Every line holding the string "населенных" should be gathered.

(Dataset items)

◇ ◇ ◇ ◇ ◇ ◇ ◇

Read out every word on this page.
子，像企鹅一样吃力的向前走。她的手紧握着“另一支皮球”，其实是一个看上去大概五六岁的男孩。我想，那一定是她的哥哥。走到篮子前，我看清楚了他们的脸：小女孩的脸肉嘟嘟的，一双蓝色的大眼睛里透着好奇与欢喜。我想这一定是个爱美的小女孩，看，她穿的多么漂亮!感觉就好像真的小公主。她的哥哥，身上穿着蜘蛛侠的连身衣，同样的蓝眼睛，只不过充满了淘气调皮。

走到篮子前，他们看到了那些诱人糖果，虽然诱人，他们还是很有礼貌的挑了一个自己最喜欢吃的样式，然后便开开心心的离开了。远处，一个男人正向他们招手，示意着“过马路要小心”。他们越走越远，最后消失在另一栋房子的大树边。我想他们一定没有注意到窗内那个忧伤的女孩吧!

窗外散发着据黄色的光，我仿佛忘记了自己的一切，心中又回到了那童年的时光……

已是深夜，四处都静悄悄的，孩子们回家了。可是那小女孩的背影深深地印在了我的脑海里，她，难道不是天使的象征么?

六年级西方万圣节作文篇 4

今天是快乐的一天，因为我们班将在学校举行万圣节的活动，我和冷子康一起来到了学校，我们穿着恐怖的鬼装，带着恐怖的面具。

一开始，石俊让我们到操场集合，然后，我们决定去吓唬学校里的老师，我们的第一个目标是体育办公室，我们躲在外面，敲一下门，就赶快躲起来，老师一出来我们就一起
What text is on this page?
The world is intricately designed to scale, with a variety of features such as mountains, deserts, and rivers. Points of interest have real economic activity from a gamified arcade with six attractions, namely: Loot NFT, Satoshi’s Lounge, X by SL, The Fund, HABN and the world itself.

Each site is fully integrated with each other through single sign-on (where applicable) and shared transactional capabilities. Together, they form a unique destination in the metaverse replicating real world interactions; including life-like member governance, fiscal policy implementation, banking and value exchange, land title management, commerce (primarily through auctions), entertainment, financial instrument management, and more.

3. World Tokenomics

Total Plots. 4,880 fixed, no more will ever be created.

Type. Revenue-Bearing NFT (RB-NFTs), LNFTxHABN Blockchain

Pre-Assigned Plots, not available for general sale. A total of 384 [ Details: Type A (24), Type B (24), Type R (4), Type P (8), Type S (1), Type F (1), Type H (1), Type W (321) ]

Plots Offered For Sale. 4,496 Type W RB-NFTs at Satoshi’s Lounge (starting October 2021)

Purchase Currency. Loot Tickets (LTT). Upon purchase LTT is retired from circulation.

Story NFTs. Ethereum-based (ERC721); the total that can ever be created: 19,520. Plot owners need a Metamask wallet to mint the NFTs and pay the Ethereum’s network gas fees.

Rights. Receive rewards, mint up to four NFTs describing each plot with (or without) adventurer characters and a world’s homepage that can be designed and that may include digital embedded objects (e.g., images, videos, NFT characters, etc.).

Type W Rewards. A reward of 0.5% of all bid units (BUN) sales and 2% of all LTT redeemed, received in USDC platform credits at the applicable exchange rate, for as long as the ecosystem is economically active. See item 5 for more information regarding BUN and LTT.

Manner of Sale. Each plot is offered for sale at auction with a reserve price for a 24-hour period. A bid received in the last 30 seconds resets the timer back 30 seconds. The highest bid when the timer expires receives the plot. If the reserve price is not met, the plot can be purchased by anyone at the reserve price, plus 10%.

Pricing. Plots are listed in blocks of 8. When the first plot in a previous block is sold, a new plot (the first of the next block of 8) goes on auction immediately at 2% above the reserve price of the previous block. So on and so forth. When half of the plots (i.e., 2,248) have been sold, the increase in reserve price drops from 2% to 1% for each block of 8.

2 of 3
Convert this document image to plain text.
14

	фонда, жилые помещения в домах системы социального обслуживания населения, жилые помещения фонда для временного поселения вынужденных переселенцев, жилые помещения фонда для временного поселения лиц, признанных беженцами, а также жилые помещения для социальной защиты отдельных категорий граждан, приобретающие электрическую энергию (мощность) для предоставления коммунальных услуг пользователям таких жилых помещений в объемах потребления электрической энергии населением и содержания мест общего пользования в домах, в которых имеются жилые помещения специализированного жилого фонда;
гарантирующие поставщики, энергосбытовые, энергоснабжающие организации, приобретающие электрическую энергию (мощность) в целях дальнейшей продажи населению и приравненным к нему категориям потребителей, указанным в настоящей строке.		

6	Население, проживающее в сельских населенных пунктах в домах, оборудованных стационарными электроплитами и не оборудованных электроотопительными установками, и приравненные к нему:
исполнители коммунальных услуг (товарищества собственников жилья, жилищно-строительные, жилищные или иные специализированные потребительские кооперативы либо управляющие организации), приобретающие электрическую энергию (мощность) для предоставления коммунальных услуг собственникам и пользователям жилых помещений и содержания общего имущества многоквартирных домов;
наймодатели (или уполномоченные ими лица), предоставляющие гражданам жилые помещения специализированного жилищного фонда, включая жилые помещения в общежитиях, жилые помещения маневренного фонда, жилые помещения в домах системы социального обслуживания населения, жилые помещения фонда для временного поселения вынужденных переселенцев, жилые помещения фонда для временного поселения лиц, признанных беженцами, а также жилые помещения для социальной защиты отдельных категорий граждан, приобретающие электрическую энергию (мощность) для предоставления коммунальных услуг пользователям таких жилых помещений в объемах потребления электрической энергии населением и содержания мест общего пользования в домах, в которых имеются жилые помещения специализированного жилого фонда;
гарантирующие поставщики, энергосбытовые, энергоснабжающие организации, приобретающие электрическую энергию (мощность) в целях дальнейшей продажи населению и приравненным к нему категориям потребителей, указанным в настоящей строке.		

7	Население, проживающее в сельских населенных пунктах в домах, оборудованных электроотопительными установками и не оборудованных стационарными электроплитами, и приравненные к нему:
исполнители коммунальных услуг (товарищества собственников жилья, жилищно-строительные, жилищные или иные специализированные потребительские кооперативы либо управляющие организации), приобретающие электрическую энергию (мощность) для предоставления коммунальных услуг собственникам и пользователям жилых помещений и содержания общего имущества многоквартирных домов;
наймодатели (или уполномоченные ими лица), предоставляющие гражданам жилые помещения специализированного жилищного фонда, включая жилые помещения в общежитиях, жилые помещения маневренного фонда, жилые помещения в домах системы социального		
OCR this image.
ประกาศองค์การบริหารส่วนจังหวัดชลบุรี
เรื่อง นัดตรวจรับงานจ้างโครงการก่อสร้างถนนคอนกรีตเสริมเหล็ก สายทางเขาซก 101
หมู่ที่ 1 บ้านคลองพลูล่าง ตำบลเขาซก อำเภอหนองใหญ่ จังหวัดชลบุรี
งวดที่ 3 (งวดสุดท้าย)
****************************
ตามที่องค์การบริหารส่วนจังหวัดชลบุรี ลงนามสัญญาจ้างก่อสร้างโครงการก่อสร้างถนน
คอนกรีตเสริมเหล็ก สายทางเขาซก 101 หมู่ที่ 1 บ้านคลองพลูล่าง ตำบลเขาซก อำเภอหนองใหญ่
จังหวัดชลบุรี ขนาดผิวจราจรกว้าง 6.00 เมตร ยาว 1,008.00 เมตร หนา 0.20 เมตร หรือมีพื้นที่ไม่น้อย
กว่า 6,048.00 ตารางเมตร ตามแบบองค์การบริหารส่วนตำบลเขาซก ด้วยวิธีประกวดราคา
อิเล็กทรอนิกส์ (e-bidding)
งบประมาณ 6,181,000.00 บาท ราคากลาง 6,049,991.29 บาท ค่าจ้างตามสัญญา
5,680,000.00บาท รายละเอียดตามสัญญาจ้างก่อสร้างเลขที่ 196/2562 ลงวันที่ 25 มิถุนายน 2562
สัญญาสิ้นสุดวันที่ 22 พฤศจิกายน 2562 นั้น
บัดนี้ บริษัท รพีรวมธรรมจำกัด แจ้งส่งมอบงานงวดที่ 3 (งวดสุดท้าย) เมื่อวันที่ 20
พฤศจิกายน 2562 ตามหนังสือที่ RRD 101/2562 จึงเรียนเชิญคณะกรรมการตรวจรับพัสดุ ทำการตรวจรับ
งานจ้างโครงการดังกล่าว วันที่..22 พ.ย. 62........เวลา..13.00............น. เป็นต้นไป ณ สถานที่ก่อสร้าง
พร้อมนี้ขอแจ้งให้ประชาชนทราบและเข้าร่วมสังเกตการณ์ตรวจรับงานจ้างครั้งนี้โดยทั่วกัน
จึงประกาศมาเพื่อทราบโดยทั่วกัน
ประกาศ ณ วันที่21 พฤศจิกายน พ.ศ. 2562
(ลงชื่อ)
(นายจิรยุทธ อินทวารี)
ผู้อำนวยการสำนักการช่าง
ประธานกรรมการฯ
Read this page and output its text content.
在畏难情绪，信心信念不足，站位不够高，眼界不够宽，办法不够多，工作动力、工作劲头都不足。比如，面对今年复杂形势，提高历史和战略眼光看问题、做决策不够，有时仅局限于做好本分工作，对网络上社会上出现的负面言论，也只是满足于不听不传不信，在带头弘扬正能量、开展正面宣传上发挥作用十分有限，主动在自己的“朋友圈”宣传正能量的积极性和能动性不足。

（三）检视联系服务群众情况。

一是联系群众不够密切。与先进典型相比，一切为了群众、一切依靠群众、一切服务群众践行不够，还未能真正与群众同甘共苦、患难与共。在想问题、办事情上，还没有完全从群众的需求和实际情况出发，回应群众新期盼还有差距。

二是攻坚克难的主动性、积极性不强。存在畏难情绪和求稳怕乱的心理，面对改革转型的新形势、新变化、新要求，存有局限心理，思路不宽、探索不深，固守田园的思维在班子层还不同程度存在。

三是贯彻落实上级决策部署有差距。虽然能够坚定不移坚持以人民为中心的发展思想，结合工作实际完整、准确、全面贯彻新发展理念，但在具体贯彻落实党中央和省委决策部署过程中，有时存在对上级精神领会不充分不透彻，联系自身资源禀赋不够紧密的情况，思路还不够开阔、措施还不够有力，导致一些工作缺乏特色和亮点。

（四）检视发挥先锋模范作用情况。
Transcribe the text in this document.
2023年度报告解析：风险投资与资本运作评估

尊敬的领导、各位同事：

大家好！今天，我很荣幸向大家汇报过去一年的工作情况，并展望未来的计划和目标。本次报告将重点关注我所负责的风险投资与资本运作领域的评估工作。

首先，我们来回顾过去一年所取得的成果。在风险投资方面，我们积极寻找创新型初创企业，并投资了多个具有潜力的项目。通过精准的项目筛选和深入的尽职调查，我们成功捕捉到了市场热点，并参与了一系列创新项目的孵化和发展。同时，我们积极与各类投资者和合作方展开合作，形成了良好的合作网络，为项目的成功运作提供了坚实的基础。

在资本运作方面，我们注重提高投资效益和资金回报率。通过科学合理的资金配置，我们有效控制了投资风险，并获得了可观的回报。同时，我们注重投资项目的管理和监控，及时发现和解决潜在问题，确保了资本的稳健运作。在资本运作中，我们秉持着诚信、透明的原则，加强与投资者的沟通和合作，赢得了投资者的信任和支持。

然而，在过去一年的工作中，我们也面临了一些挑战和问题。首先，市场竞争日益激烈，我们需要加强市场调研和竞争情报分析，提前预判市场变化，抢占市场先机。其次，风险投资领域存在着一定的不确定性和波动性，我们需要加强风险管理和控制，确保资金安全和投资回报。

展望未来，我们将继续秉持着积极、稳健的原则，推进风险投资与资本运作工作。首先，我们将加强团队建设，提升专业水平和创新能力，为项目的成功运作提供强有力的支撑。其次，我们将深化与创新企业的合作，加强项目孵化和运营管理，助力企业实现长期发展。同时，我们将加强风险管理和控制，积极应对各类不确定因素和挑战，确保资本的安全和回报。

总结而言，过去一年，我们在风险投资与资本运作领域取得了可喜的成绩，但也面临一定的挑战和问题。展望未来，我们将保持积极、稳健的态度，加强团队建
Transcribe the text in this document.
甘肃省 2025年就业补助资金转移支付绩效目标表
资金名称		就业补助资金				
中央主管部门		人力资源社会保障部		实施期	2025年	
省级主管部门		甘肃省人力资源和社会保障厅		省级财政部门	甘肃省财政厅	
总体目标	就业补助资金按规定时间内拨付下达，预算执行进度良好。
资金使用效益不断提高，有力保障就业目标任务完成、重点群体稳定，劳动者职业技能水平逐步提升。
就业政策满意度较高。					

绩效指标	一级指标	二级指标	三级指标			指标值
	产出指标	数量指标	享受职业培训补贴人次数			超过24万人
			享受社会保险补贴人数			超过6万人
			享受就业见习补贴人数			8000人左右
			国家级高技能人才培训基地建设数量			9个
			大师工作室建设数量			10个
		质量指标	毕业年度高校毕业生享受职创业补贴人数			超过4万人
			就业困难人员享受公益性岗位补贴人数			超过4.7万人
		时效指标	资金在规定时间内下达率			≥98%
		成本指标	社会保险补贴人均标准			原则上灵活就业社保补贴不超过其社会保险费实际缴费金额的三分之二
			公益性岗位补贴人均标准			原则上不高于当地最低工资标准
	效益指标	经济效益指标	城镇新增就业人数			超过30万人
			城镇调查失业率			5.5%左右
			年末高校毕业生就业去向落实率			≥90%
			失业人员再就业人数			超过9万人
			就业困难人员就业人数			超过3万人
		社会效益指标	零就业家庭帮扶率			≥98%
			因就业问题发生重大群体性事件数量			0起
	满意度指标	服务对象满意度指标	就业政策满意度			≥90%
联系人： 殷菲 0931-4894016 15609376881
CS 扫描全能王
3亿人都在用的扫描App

◇ ◇ ◇ ◇ ◇ ◇ ◇

* [Response below]
6	Население, проживающее в сельских населенных пунктах в домах, оборудованных стационарными электроплитами и не оборудованных электроотопительными установками, и приравненные к нему:
7	Население, проживающее в сельских населенных пунктах в домах, оборудованных электроотопительными установками и не оборудованных стационарными электроплитами, и приравненные к нему:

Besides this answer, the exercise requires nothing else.